Collected data entries
▼

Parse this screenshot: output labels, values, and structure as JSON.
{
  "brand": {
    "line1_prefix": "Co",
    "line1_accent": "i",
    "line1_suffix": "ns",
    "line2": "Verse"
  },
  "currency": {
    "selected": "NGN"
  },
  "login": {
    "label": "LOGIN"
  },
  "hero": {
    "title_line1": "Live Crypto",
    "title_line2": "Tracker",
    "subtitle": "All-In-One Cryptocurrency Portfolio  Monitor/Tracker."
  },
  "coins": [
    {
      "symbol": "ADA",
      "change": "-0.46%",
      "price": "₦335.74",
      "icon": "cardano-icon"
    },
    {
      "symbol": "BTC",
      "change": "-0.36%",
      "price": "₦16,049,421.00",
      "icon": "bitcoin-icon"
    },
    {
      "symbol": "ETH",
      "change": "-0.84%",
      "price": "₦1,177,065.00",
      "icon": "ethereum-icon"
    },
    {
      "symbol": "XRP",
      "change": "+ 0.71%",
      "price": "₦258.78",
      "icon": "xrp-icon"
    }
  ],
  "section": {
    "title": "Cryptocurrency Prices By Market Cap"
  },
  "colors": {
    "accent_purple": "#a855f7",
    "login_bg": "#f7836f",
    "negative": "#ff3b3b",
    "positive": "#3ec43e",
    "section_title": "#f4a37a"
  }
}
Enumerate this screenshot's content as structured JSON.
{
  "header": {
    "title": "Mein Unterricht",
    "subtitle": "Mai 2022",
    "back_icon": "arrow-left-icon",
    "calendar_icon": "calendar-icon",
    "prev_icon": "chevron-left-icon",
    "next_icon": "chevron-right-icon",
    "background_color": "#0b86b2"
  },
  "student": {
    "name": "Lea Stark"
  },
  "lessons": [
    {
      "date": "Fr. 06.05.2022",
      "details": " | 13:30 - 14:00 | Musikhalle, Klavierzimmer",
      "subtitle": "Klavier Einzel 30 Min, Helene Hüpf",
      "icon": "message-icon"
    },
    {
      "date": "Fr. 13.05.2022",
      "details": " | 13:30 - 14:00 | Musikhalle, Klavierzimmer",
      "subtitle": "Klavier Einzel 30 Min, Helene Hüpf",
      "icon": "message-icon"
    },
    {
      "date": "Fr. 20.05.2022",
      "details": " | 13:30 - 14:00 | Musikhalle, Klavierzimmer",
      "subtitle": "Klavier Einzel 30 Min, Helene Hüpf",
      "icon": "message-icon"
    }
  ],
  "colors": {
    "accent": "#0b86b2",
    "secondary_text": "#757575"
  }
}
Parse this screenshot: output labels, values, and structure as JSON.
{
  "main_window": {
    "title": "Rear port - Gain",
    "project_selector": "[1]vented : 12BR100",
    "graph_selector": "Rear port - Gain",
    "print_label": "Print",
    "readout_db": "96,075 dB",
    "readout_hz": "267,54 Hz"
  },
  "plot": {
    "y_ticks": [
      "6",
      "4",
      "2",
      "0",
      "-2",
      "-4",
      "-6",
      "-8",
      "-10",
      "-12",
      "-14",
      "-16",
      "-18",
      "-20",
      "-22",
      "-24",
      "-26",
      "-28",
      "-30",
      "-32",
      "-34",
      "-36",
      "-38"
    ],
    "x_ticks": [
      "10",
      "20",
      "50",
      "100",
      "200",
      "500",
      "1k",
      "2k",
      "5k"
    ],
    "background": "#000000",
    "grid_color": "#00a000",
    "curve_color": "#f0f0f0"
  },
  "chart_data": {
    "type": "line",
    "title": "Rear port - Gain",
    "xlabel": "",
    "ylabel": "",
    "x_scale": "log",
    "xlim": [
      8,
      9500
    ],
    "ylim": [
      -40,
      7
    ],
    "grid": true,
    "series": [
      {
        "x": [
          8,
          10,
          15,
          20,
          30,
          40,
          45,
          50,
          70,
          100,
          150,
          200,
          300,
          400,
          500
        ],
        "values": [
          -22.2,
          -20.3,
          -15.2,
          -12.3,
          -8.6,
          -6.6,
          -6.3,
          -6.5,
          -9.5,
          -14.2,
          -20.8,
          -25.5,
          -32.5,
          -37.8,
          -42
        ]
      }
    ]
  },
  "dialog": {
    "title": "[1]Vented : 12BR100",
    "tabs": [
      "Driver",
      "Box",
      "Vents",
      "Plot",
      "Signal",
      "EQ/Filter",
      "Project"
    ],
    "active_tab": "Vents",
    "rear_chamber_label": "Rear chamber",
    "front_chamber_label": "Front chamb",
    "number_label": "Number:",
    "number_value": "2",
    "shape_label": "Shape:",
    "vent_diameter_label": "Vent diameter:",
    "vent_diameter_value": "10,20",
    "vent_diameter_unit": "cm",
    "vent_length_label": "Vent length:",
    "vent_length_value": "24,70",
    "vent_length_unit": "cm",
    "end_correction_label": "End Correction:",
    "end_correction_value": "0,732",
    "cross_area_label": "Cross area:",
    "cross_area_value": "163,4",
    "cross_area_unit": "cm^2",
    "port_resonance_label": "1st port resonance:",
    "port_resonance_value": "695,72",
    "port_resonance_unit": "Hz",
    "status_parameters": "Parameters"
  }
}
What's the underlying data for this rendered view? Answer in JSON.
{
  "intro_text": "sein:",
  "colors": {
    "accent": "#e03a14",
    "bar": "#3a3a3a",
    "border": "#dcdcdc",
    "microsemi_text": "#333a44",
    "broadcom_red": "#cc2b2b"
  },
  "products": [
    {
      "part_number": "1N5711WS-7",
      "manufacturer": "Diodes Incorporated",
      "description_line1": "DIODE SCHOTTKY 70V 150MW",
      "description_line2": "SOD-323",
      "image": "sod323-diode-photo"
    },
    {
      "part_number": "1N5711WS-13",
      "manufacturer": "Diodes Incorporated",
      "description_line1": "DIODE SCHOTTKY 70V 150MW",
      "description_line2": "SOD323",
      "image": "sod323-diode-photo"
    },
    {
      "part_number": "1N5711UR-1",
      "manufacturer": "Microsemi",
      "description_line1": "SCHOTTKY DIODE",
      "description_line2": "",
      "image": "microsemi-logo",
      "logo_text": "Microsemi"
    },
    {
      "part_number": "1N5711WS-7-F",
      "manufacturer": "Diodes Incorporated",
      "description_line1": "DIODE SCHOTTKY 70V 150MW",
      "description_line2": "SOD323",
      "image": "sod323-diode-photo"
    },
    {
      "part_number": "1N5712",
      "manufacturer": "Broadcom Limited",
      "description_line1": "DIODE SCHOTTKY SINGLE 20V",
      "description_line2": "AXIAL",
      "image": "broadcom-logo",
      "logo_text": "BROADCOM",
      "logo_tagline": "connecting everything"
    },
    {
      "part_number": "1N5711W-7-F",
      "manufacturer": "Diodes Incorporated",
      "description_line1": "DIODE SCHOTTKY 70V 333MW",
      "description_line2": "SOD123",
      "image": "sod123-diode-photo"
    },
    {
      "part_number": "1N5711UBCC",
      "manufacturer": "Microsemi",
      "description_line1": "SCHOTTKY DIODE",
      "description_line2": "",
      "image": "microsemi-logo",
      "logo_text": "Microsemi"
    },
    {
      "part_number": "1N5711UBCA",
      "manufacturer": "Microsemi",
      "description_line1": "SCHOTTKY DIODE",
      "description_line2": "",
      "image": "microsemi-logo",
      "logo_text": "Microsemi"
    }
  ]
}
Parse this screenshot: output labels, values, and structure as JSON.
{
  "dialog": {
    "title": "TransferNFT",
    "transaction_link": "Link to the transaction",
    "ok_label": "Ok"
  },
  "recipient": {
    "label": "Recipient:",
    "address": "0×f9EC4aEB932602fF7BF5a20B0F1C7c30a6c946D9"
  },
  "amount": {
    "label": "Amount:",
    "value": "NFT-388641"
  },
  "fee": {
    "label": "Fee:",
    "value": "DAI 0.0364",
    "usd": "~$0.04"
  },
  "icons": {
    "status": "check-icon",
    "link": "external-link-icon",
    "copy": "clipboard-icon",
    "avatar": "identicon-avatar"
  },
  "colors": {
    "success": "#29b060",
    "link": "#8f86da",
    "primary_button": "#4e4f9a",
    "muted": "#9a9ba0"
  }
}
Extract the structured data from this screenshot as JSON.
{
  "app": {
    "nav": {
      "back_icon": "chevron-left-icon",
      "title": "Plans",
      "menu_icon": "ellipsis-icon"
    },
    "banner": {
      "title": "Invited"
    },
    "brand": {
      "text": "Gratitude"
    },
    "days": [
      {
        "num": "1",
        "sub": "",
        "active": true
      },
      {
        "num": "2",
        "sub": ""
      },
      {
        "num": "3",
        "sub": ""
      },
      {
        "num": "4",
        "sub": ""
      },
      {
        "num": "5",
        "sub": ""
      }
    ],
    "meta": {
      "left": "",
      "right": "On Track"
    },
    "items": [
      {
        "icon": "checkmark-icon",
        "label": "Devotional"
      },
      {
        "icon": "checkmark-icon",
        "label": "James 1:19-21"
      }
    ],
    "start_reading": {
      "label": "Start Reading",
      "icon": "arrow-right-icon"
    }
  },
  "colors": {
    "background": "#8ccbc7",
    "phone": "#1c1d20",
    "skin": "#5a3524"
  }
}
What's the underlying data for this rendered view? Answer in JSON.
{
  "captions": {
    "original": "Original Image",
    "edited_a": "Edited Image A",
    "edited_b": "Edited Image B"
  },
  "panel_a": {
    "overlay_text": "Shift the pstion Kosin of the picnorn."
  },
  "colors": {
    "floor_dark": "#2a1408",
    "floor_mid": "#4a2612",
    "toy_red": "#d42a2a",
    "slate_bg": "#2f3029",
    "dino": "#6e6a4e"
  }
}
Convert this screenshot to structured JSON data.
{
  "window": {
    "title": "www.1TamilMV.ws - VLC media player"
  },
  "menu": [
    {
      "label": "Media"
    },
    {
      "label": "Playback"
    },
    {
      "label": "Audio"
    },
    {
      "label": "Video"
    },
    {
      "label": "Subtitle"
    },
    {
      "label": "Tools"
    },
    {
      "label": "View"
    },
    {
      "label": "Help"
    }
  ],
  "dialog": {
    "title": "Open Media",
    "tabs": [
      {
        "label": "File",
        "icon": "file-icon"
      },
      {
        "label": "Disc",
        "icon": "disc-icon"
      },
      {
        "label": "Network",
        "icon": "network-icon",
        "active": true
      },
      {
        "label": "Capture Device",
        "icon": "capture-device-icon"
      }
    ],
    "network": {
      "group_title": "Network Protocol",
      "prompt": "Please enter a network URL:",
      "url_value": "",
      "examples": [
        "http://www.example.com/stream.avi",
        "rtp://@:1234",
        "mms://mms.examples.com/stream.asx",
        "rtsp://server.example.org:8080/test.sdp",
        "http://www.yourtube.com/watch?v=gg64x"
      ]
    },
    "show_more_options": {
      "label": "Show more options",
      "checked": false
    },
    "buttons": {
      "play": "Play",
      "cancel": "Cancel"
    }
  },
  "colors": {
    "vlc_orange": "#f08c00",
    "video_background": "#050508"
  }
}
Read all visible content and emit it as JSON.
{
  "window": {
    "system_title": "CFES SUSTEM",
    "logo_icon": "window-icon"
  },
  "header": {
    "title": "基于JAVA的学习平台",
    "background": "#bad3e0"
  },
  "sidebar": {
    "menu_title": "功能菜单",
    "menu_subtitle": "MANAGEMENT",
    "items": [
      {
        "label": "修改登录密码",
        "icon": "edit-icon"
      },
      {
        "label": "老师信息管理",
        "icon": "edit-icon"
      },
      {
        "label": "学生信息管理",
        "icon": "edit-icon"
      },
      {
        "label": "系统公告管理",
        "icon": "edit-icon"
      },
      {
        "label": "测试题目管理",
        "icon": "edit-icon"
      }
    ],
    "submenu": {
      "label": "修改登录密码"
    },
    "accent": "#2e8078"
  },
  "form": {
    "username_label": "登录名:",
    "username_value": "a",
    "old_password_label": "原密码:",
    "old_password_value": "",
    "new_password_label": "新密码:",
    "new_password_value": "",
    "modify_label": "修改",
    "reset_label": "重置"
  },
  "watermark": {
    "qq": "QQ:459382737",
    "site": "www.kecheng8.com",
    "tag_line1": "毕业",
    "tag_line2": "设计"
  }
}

▲

▶ **WHAT TO DO**: Pick out the lines above that hold the string "left" and show them.

▶ **RESULT OF THIS TASK**:
    "back_icon": "arrow-left-icon",
    "prev_icon": "chevron-left-icon",
      "back_icon": "chevron-left-icon",
      "left": "",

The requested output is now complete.